Please put the lines below into a numbered list, leaving out any blank lines.

◇ ◇ ◇ ◇ ◇

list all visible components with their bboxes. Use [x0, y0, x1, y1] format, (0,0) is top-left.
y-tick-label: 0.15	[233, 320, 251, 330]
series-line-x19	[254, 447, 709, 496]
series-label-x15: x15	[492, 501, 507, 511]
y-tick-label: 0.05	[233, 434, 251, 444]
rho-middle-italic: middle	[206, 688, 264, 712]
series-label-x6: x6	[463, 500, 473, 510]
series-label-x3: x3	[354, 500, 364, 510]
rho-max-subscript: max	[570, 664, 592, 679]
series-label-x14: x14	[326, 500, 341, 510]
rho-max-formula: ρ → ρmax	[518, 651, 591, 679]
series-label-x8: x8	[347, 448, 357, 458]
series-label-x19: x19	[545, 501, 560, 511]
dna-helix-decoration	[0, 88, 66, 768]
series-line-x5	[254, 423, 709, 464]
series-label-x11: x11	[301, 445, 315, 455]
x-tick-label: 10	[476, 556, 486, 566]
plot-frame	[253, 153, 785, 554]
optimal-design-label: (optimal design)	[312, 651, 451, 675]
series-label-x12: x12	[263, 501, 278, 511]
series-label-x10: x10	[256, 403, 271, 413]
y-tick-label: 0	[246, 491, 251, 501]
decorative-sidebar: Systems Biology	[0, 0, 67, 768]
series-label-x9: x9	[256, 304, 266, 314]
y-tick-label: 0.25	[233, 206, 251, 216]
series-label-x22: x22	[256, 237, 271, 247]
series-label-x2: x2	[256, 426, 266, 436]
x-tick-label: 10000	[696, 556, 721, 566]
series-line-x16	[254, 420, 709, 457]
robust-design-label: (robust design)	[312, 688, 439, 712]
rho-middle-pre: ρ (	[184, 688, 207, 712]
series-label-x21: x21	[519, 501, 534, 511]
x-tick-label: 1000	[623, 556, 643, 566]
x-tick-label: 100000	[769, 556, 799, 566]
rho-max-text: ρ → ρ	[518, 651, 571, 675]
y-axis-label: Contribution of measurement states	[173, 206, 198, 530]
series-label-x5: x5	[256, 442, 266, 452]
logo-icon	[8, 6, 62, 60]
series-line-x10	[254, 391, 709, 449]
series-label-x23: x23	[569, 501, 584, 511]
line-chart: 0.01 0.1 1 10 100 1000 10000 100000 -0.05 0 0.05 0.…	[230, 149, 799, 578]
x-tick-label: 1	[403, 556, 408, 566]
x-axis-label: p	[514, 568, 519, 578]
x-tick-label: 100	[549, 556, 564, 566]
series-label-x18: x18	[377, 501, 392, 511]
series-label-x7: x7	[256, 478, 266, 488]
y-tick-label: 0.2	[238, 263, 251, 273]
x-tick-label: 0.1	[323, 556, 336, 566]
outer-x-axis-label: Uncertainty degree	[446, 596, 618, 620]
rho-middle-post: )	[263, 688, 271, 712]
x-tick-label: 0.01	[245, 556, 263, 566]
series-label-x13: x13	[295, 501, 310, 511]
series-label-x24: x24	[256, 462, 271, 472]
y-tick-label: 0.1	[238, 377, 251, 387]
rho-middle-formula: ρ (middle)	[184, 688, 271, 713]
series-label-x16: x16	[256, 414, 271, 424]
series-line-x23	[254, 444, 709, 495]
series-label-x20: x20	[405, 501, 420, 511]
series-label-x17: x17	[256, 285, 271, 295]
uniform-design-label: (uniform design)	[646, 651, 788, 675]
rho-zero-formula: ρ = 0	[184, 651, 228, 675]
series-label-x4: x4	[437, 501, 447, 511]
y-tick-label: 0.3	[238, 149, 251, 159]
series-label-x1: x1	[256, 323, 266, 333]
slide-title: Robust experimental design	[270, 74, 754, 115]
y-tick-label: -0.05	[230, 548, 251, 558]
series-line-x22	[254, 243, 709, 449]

◇ ◇ ◇ ◇ ◇

Answer to the task:
1. list all visible components with their bboxes. Use [x0, y0, x1, y1] format, (0,0) is top-left.
2. y-tick-label: 0.15	[233, 320, 251, 330]
3. series-line-x19	[254, 447, 709, 496]
4. series-label-x15: x15	[492, 501, 507, 511]
5. y-tick-label: 0.05	[233, 434, 251, 444]
6. rho-middle-italic: middle	[206, 688, 264, 712]
7. series-label-x6: x6	[463, 500, 473, 510]
8. series-label-x3: x3	[354, 500, 364, 510]
9. rho-max-subscript: max	[570, 664, 592, 679]
10. series-label-x14: x14	[326, 500, 341, 510]
11. rho-max-formula: ρ → ρmax	[518, 651, 591, 679]
12. series-label-x8: x8	[347, 448, 357, 458]
13. series-label-x19: x19	[545, 501, 560, 511]
14. dna-helix-decoration	[0, 88, 66, 768]
15. series-line-x5	[254, 423, 709, 464]
16. series-label-x11: x11	[301, 445, 315, 455]
17. x-tick-label: 10	[476, 556, 486, 566]
18. plot-frame	[253, 153, 785, 554]
19. optimal-design-label: (optimal design)	[312, 651, 451, 675]
20. series-label-x12: x12	[263, 501, 278, 511]
21. series-label-x10: x10	[256, 403, 271, 413]
22. y-tick-label: 0	[246, 491, 251, 501]
23. decorative-sidebar: Systems Biology	[0, 0, 67, 768]
24. series-label-x9: x9	[256, 304, 266, 314]
25. y-tick-label: 0.25	[233, 206, 251, 216]
26. series-label-x22: x22	[256, 237, 271, 247]
27. series-label-x2: x2	[256, 426, 266, 436]
28. x-tick-label: 10000	[696, 556, 721, 566]
29. series-line-x16	[254, 420, 709, 457]
30. robust-design-label: (robust design)	[312, 688, 439, 712]
31. rho-middle-pre: ρ (	[184, 688, 207, 712]
32. series-label-x21: x21	[519, 501, 534, 511]
33. x-tick-label: 1000	[623, 556, 643, 566]
34. x-tick-label: 100000	[769, 556, 799, 566]
35. rho-max-text: ρ → ρ	[518, 651, 571, 675]
36. y-axis-label: Contribution of measurement states	[173, 206, 198, 530]
37. series-label-x5: x5	[256, 442, 266, 452]
38. logo-icon	[8, 6, 62, 60]
39. series-line-x10	[254, 391, 709, 449]
40. series-label-x23: x23	[569, 501, 584, 511]
41. line-chart: 0.01 0.1 1 10 100 1000 10000 100000 -0.05 0 0.05 0.…	[230, 149, 799, 578]
42. x-tick-label: 1	[403, 556, 408, 566]
43. x-axis-label: p	[514, 568, 519, 578]
44. x-tick-label: 100	[549, 556, 564, 566]
45. series-label-x18: x18	[377, 501, 392, 511]
46. series-label-x7: x7	[256, 478, 266, 488]
47. y-tick-label: 0.2	[238, 263, 251, 273]
48. x-tick-label: 0.1	[323, 556, 336, 566]
49. outer-x-axis-label: Uncertainty degree	[446, 596, 618, 620]
50. rho-middle-post: )	[263, 688, 271, 712]
51. x-tick-label: 0.01	[245, 556, 263, 566]
52. series-label-x13: x13	[295, 501, 310, 511]
53. series-label-x24: x24	[256, 462, 271, 472]
54. y-tick-label: 0.1	[238, 377, 251, 387]
55. rho-middle-formula: ρ (middle)	[184, 688, 271, 713]
56. series-label-x16: x16	[256, 414, 271, 424]
57. series-line-x23	[254, 444, 709, 495]
58. series-label-x20: x20	[405, 501, 420, 511]
59. series-label-x17: x17	[256, 285, 271, 295]
60. uniform-design-label: (uniform design)	[646, 651, 788, 675]
61. rho-zero-formula: ρ = 0	[184, 651, 228, 675]
62. series-label-x4: x4	[437, 501, 447, 511]
63. y-tick-label: 0.3	[238, 149, 251, 159]
64. series-label-x1: x1	[256, 323, 266, 333]
65. slide-title: Robust experimental design	[270, 74, 754, 115]
66. y-tick-label: -0.05	[230, 548, 251, 558]
67. series-line-x22	[254, 243, 709, 449]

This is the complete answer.